◆ TRAVAIL DEMANDÉ
1 > Réécrivez le passage du texte sur Mètis qui s'ouvre sur les mots « Dans la mythologie » et se termine par « et des artisans. », en remplaçant « Océanide » par « Titanide ».
2 > Les affirmations suivantes sont-elles conformes au texte sur Mètis ? Pour chacune, répondez par oui ou par non et citez les mots du texte qui en décident.
(a) Mètis est la première épouse de Zeus.
(b) Pour les Grecs, la mètis repose avant tout sur la connaissance théorique.
(c) Mètis apparaît pour la première fois chez Homère.

◆ TEXTE SOURCE
************

Dans la mythologie grecque, Mètis est une déesse Océanide, fille d’Océan et de Thétys. Elle est la première épouse de Zeus et la mère d’Athéna, déesse de la sagesse, de la prudence, de la stratégie, de la guerre et des artisans.

Métis apparaît pour la première fois chez Hésiode, qui la décrit comme « celle qui sait plus de choses que tous les dieux et tous les hommes mis ensembles ». Elle sera présente tout au long de la civilisation grecque, c’est-à-dire durant plus d’un millénaire.

Pour les anciens grecs, le mot métis est d’abord un nom commun, qui désigne une forme particulière d’intelligence qui est faite d’habileté, d’adaptation, d’astuces, de stratagèmes.

Etymologiquement, la mètis peut se traduire par « science, sagesse, adresse, habileté, art, ruse », selon le contexte où elle est employée. Elle représente une intelligence efficace, agissante, capable de prévoir une réalité en perpétuelle évolution et de s’y adapter immédiatement. Pour les grecs, la mètis repose moins sur la connaissance théorique que sur les capacités naturelles et l’expérience acquise.

Les Grecs pensent que « seul le même peut agir sur le même » et que « seul le même peut connaître le même ». Il faut que l’intelligence se rende semblable à l’objet auquel elle s’applique. Face au monde aléatoire, changeant, qui prend toutes les formes et bien souvent incertain, l’intelligence doit se faire elle-même plus polymorphe, plus souple et plus adaptative que ce qu’elle essaie de connaître. Elle doit être apte à conjecturer, à travailler à partir du vraisemblable plus que du connu pour être efficace et obtenir le résultat attendu.

On peut donc définir la mètis comme une aptitude à s’adapter aux situations ambiguës, mouvantes, où règnent la multiplicité et la diversité, et qui exige moins la force que la ruse, et qui n’exclut pas des pratiques qui peuvent être perçues comme « magiques ». On peut l’associer à la notion de sophia, prise dans un sens pré-platonicien (habileté, savoir-faire, connaissance pratique).

Dans le domaine de la rhétorique, elle est utilisée par les Sophistes pour parler des hommes  qui ont assez de flair et d’astuce pour deviner à l’avance ce qui va se produire.

************

◆ ITEMS EXTRAITS
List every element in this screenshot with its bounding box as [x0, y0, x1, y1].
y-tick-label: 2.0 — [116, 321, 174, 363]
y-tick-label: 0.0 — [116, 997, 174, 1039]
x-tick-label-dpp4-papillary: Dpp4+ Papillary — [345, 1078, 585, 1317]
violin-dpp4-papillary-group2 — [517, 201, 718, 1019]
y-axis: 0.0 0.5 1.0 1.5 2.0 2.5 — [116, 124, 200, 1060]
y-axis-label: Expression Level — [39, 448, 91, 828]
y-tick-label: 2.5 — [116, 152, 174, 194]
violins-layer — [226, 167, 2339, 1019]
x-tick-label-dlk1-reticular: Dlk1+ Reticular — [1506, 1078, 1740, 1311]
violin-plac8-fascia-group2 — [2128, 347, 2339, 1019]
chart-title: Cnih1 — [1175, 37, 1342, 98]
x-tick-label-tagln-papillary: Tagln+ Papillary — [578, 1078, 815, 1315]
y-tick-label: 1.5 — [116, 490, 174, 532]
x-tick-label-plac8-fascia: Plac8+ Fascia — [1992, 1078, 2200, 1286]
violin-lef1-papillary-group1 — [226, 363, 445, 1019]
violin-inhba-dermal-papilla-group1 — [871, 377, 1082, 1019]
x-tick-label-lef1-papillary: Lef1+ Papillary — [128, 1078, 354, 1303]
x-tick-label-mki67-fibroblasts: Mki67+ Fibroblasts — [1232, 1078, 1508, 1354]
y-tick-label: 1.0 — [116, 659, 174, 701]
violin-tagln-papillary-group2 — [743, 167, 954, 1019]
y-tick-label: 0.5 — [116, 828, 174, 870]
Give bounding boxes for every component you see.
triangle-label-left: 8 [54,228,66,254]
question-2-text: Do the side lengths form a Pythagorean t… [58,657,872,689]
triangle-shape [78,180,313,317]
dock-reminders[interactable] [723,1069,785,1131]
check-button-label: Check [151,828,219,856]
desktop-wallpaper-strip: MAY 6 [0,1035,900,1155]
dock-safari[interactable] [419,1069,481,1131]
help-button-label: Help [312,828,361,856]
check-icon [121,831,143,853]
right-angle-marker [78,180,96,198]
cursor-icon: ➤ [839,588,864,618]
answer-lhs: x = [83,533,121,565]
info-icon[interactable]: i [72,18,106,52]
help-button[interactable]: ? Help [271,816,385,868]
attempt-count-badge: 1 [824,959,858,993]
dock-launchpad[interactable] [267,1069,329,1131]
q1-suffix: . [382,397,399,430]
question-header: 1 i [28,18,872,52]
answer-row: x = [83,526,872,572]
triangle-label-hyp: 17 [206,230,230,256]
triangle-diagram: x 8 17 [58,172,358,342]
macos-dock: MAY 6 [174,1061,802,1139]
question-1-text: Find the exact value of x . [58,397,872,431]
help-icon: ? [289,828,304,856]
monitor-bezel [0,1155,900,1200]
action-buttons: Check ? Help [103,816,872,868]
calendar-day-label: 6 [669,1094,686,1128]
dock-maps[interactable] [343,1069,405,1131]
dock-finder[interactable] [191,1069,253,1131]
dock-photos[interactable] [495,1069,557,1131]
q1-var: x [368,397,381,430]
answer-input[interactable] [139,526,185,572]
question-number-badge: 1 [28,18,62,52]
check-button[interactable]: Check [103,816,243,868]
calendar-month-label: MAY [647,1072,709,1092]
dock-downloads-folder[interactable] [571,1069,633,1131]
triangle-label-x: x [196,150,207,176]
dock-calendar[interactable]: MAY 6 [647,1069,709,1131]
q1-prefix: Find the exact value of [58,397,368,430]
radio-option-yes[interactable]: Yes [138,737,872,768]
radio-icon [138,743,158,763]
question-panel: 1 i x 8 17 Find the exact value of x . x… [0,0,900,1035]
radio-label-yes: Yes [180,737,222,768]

************

◆ RÉPONSES
1 >
Dans la mythologie grecque, Mètis est une déesse Titanide, fille d’Océan et de Thétys. Elle est la première épouse de Zeus et la mère d’Athéna, déesse de la sagesse, de la prudence, de la stratégie, de la guerre et des artisans.

2 >
(a) Oui : « Elle est la première épouse de Zeus ».
(b) Non : « la mètis repose moins sur la connaissance théorique que sur les capacités naturelles et l’expérience acquise ».
(c) Non : « Métis apparaît pour la première fois chez Hésiode ».